• Problem to solve
Copy every line of the material below without any changes, leaving out the pictures.

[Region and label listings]
============================================================
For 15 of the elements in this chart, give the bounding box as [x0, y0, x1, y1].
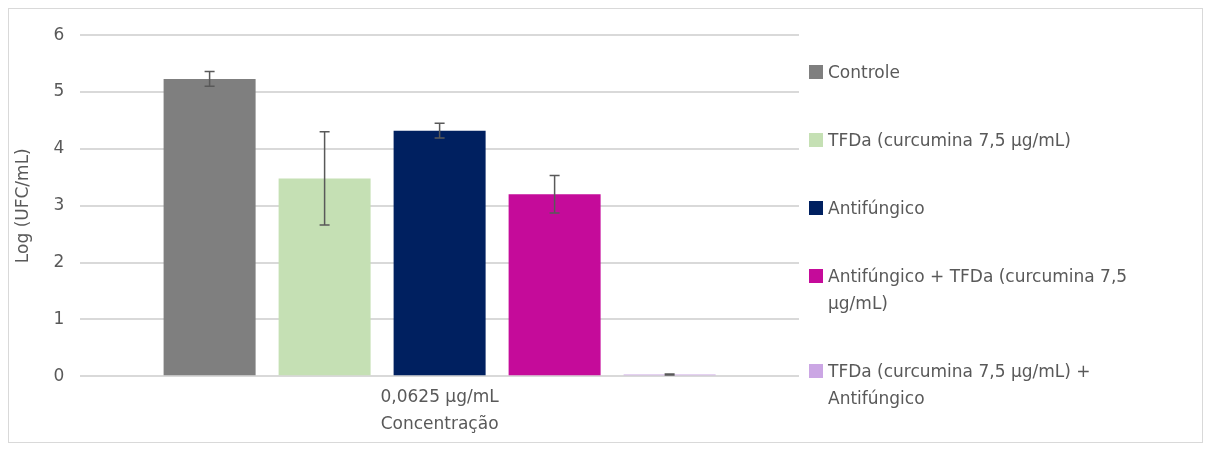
x-axis-title: Concentração: [380, 413, 499, 434]
y-axis-title: Log (UFC/mL): [11, 148, 32, 264]
x-tick-label: 0,0625 µg/mL: [380, 385, 500, 406]
legend-label: TFDa (curcumina 7,5 µg/mL): [828, 129, 1071, 153]
y-tick-label: 2: [53, 250, 65, 271]
legend-label: Antifúngico + TFDa (curcumina 7,5 µg/mL): [828, 264, 1129, 315]
y-tick-label: 4: [53, 137, 65, 158]
legend-label: TFDa (curcumina 7,5 µg/mL) + Antifúngico: [828, 359, 1092, 410]
legend-label: Antifúngico: [828, 197, 925, 220]
y-tick-label: 1: [53, 307, 65, 328]
legend-label: Controle: [828, 61, 900, 85]
y-tick-label: 6: [53, 23, 65, 44]
y-tick-label: 0: [53, 364, 65, 385]
y-tick-label: 5: [53, 80, 65, 101]
y-tick-label: 3: [53, 194, 65, 215]
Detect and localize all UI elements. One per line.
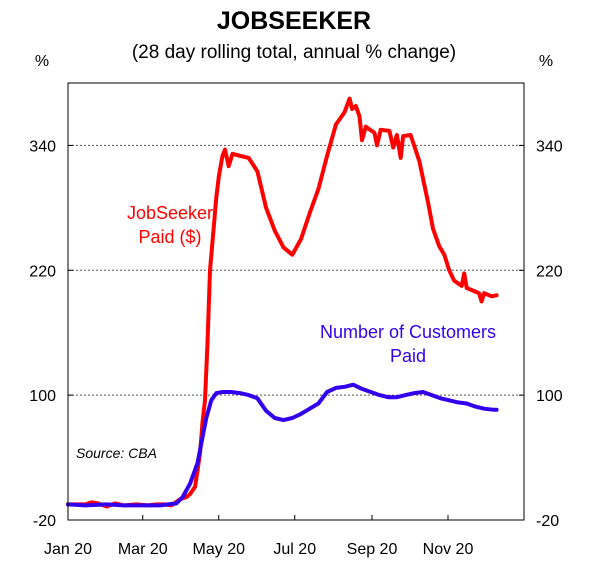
plot-frame	[67, 82, 525, 521]
y-tick-right-100: 100	[536, 388, 563, 405]
series-label-jobseeker-line2: Paid ($)	[138, 227, 201, 247]
series-label-customers-line1: Number of Customers	[320, 322, 496, 342]
y-tick-right-340: 340	[536, 138, 563, 155]
unit-right: %	[539, 53, 553, 70]
chart-title: JOBSEEKER	[217, 7, 371, 35]
series-label-customers-line2: Paid	[390, 346, 426, 366]
y-tick-left-100: 100	[29, 388, 56, 405]
y-tick-left-340: 340	[29, 138, 56, 155]
unit-left: %	[35, 53, 49, 70]
gridlines	[68, 144, 524, 396]
y-axis-right: -20 100 220 340	[536, 138, 563, 530]
x-tick-label-4: Sep 20	[347, 541, 398, 558]
series-label-jobseeker-line1: JobSeeker	[127, 203, 213, 223]
source-note: Source: CBA	[76, 445, 157, 461]
y-tick-right-220: 220	[536, 263, 563, 280]
x-tick-label-3: Jul 20	[273, 541, 316, 558]
x-tick-label-1: Mar 20	[118, 541, 168, 558]
x-tick-label-5: Nov 20	[423, 541, 474, 558]
x-tick-label-0: Jan 20	[44, 541, 92, 558]
series-line-customers-paid	[66, 382, 499, 508]
y-axis-left: -20 100 220 340	[29, 138, 56, 530]
x-axis: Jan 20 Mar 20 May 20 Jul 20 Sep 20 Nov 20	[44, 541, 473, 558]
y-tick-left-220: 220	[29, 263, 56, 280]
y-tick-left--20: -20	[33, 513, 56, 530]
x-tick-label-2: May 20	[193, 541, 246, 558]
series-lines	[66, 96, 499, 509]
chart-subtitle: (28 day rolling total, annual % change)	[132, 42, 456, 63]
y-tick-right--20: -20	[536, 513, 559, 530]
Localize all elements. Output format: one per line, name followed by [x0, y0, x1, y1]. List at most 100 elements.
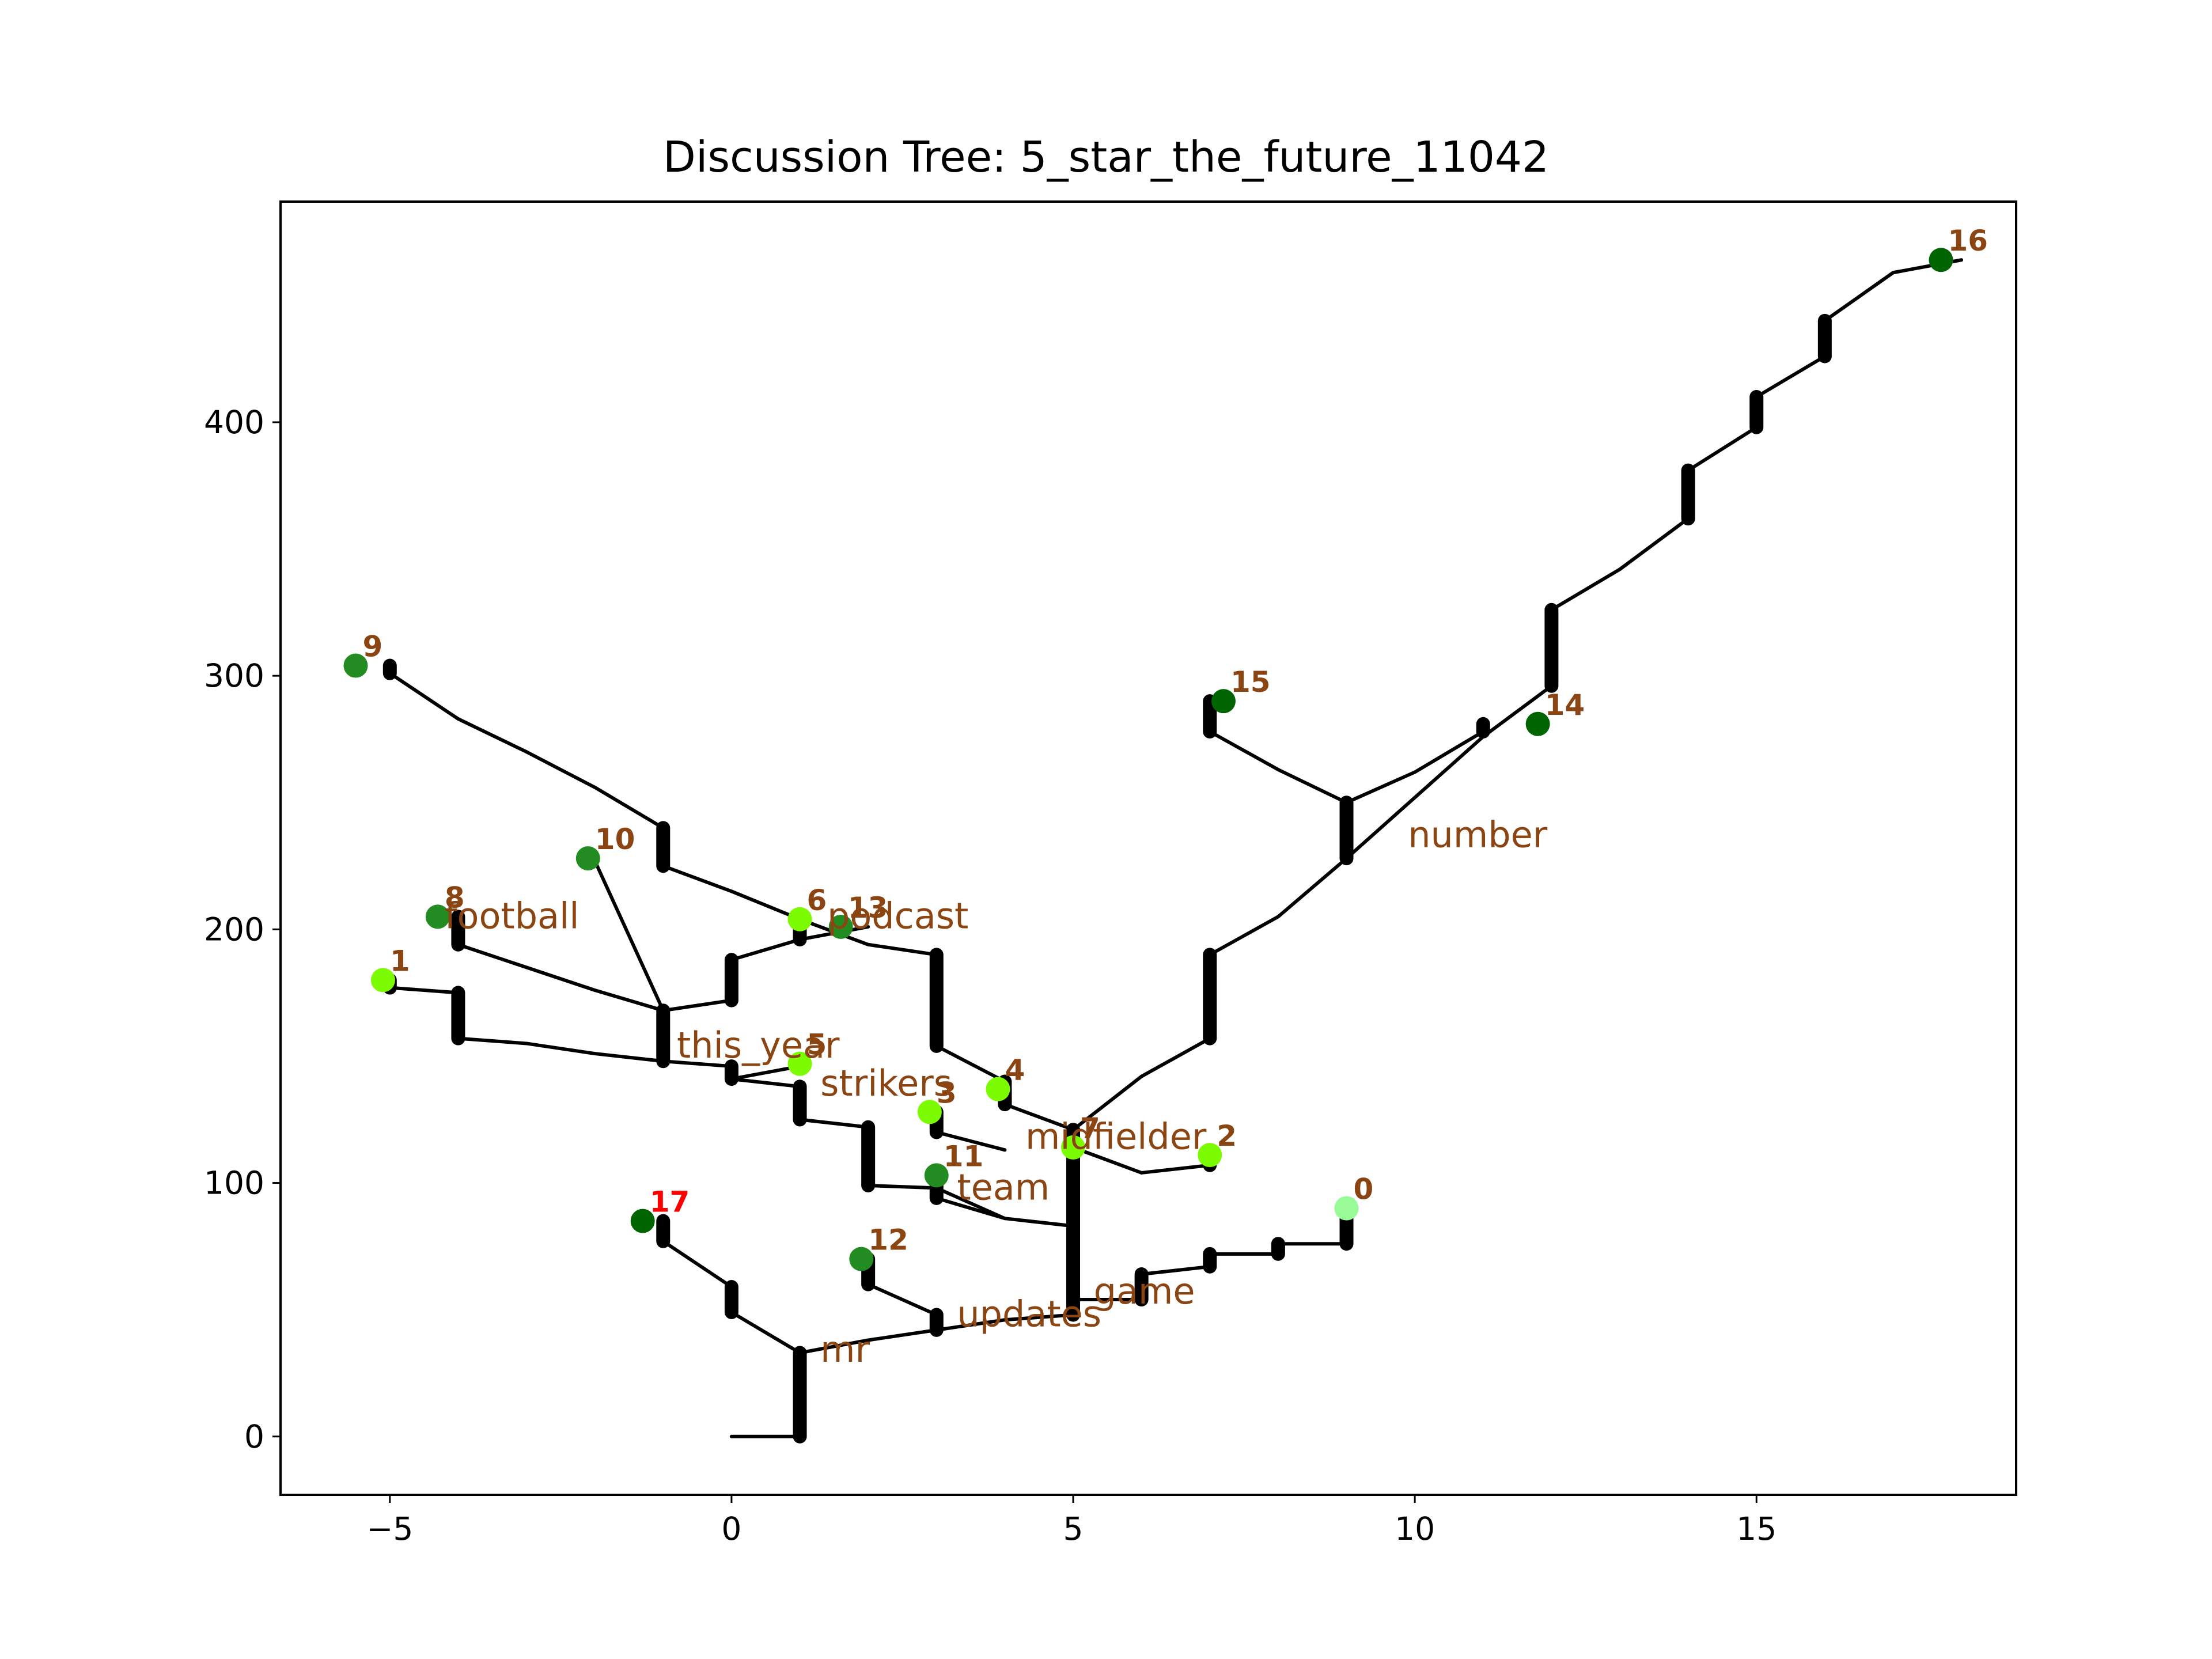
============================================================
• Answer to the exercise
For 15 of the elements in this chart, give the bounding box as [x0, y0, x1, y1].
x-axis-title: Concentração: [380, 413, 499, 434]
y-axis-title: Log (UFC/mL): [11, 148, 32, 264]
x-tick-label: 0,0625 µg/mL: [380, 385, 500, 406]
legend-label: TFDa (curcumina 7,5 µg/mL): [828, 129, 1071, 153]
y-tick-label: 2: [53, 250, 65, 271]
legend-label: Antifúngico + TFDa (curcumina 7,5 µg/mL): [828, 264, 1129, 315]
y-tick-label: 4: [53, 137, 65, 158]
legend-label: TFDa (curcumina 7,5 µg/mL) + Antifúngico: [828, 359, 1092, 410]
legend-label: Antifúngico: [828, 197, 925, 220]
y-tick-label: 1: [53, 307, 65, 328]
legend-label: Controle: [828, 61, 900, 85]
y-tick-label: 6: [53, 23, 65, 44]
y-tick-label: 0: [53, 364, 65, 385]
y-tick-label: 5: [53, 80, 65, 101]
y-tick-label: 3: [53, 194, 65, 215]
Detect and localize all UI elements. One per line.
plot-frame	[67, 82, 525, 521]
y-tick-right-100: 100	[536, 388, 563, 405]
series-label-jobseeker-line2: Paid ($)	[138, 227, 201, 247]
series-label-customers-line1: Number of Customers	[320, 322, 496, 342]
y-tick-right-340: 340	[536, 138, 563, 155]
unit-right: %	[539, 53, 553, 70]
chart-title: JOBSEEKER	[217, 7, 371, 35]
series-label-customers-line2: Paid	[390, 346, 426, 366]
y-tick-left-100: 100	[29, 388, 56, 405]
y-tick-left-340: 340	[29, 138, 56, 155]
unit-left: %	[35, 53, 49, 70]
gridlines	[68, 144, 524, 396]
y-axis-right: -20 100 220 340	[536, 138, 563, 530]
x-tick-label-4: Sep 20	[347, 541, 398, 558]
series-label-jobseeker-line1: JobSeeker	[127, 203, 213, 223]
source-note: Source: CBA	[76, 445, 157, 461]
y-tick-right-220: 220	[536, 263, 563, 280]
x-tick-label-3: Jul 20	[273, 541, 316, 558]
x-tick-label-1: Mar 20	[118, 541, 168, 558]
x-tick-label-5: Nov 20	[423, 541, 474, 558]
x-tick-label-0: Jan 20	[44, 541, 92, 558]
series-line-customers-paid	[66, 382, 499, 508]
y-axis-left: -20 100 220 340	[29, 138, 56, 530]
x-axis: Jan 20 Mar 20 May 20 Jul 20 Sep 20 Nov 20	[44, 541, 473, 558]
y-tick-left-220: 220	[29, 263, 56, 280]
y-tick-left--20: -20	[33, 513, 56, 530]
x-tick-label-2: May 20	[193, 541, 246, 558]
series-lines	[66, 96, 499, 509]
chart-subtitle: (28 day rolling total, annual % change)	[132, 42, 456, 63]
y-tick-right--20: -20	[536, 513, 559, 530]
Localize all elements. Output format: one per line, name followed by [x0, y0, x1, y1]. List at most 100 elements.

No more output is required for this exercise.